§ **INSTRUÇÕES DA TAREFA**:
No excerto sobre o alinhamento do PS, o que se diz que cabe à esquerda fazer?

§ **EXCERTO CITADO**:

------------------------------------

O progressivo alinhamento do PS com esta 'tendência longa' da política internacional não surpreende nem pela substância, nem pelo ligeiro desfasamento (porventura resultante da condição semi-periférica do país). Parece mais ou menos inevitável que J. Sócrates se veja rapidamente na condição politicamente moribunda em que se encontra já Gordon Brown; mas, infelizmente, parece também provável que a reorientação destes partidos soi-disant socialistas, de uma forma menos exclusivamente favorável aos interesses do capital, só possa ter lugar mediante uma mais vasta alteração do regime de acumulação em que vivemos, do neoliberalismo para o que quer que lhe venha a suceder. À esquerda cabe intensificar a luta social, mais do que lamuriar-se por causa das conquistas (neste caso, políticas) do capital.

------------------------------------

§ **DADOS FORNECIDOS**:
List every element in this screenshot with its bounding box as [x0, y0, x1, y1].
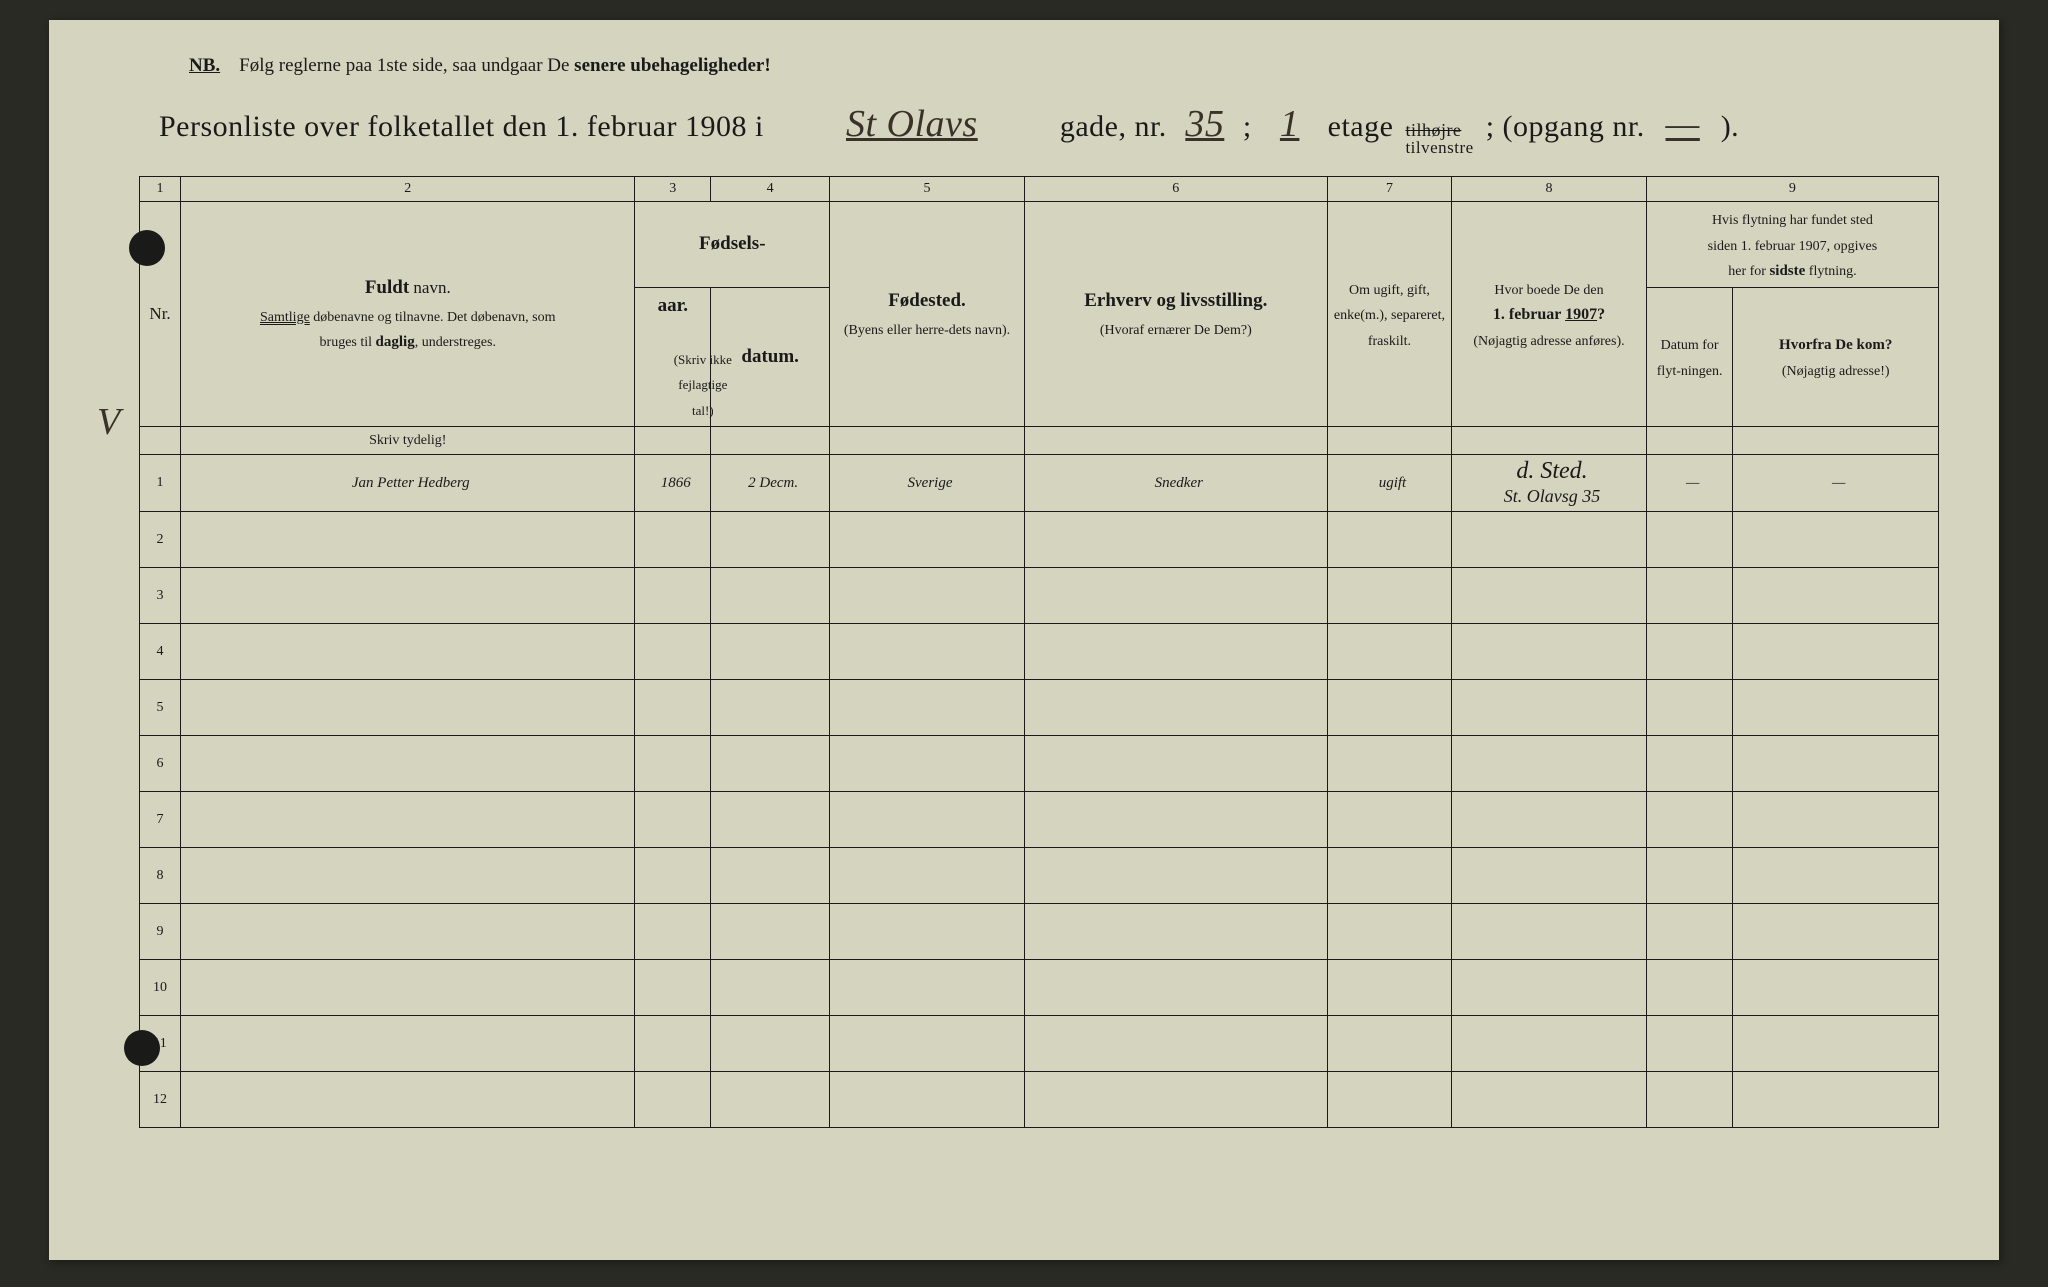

------------------------------------

§ **RESPOSTA AO EXERCÍCIO**:
Cabe-lhe intensificar a luta social, mais do que lamuriar-se por causa das conquistas do capital.